*REQUIRED TASK*: Transcribe precisely those lines of the listing that fall between the line containing "Type out the text in this image." and the last line, inclusive of both.
** begin **
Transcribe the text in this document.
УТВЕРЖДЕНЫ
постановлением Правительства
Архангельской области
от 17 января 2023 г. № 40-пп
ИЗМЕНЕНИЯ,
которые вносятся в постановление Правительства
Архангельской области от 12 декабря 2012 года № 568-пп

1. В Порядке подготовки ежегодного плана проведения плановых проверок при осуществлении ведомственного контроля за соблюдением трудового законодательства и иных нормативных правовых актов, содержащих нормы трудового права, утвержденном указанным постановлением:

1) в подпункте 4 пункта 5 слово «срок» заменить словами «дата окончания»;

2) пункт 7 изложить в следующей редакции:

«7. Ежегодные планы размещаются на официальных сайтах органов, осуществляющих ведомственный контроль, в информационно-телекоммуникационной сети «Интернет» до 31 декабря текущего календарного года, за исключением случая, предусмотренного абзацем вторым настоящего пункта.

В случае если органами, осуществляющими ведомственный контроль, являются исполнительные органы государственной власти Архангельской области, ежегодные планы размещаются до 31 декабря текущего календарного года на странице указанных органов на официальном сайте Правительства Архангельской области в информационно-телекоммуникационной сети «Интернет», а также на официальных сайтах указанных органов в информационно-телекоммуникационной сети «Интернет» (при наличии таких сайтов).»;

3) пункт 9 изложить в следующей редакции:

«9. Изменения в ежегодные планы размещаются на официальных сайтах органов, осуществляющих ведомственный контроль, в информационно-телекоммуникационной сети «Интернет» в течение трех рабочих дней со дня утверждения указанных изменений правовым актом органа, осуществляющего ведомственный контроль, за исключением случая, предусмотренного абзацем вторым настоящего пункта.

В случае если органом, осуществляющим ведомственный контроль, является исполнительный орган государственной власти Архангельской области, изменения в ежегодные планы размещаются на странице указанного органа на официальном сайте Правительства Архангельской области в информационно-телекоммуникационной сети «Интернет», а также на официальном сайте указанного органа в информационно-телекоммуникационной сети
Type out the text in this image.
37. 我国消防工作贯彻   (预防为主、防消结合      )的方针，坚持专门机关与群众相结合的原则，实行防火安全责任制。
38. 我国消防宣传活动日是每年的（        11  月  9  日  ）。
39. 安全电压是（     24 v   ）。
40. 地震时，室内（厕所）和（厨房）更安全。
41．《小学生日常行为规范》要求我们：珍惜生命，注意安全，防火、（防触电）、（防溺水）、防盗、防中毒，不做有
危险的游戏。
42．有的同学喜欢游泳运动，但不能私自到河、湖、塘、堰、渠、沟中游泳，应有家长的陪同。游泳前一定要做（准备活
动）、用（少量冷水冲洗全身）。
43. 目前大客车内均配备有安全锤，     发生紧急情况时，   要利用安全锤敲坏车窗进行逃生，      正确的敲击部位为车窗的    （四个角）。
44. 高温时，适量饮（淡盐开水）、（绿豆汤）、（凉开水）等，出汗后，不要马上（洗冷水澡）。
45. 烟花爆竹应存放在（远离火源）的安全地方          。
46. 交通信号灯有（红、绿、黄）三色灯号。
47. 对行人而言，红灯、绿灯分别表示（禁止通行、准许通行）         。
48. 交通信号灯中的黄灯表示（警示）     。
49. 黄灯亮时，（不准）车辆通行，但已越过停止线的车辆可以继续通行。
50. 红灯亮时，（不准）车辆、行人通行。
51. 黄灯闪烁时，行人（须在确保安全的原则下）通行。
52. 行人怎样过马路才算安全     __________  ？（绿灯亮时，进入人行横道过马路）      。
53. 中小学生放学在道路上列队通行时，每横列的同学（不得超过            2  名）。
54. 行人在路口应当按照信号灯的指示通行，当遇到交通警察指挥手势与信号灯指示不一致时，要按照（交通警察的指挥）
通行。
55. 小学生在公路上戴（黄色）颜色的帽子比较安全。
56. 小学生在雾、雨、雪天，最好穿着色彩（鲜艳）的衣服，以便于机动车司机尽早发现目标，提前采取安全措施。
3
** end **
*THE REPLY*:
Type out the text in this image.
37. 我国消防工作贯彻   (预防为主、防消结合      )的方针，坚持专门机关与群众相结合的原则，实行防火安全责任制。
38. 我国消防宣传活动日是每年的（        11  月  9  日  ）。
39. 安全电压是（     24 v   ）。
40. 地震时，室内（厕所）和（厨房）更安全。
41．《小学生日常行为规范》要求我们：珍惜生命，注意安全，防火、（防触电）、（防溺水）、防盗、防中毒，不做有
危险的游戏。
42．有的同学喜欢游泳运动，但不能私自到河、湖、塘、堰、渠、沟中游泳，应有家长的陪同。游泳前一定要做（准备活
动）、用（少量冷水冲洗全身）。
43. 目前大客车内均配备有安全锤，     发生紧急情况时，   要利用安全锤敲坏车窗进行逃生，      正确的敲击部位为车窗的    （四个角）。
44. 高温时，适量饮（淡盐开水）、（绿豆汤）、（凉开水）等，出汗后，不要马上（洗冷水澡）。
45. 烟花爆竹应存放在（远离火源）的安全地方          。
46. 交通信号灯有（红、绿、黄）三色灯号。
47. 对行人而言，红灯、绿灯分别表示（禁止通行、准许通行）         。
48. 交通信号灯中的黄灯表示（警示）     。
49. 黄灯亮时，（不准）车辆通行，但已越过停止线的车辆可以继续通行。
50. 红灯亮时，（不准）车辆、行人通行。
51. 黄灯闪烁时，行人（须在确保安全的原则下）通行。
52. 行人怎样过马路才算安全     __________  ？（绿灯亮时，进入人行横道过马路）      。
53. 中小学生放学在道路上列队通行时，每横列的同学（不得超过            2  名）。
54. 行人在路口应当按照信号灯的指示通行，当遇到交通警察指挥手势与信号灯指示不一致时，要按照（交通警察的指挥）
通行。
55. 小学生在公路上戴（黄色）颜色的帽子比较安全。
56. 小学生在雾、雨、雪天，最好穿着色彩（鲜艳）的衣服，以便于机动车司机尽早发现目标，提前采取安全措施。
3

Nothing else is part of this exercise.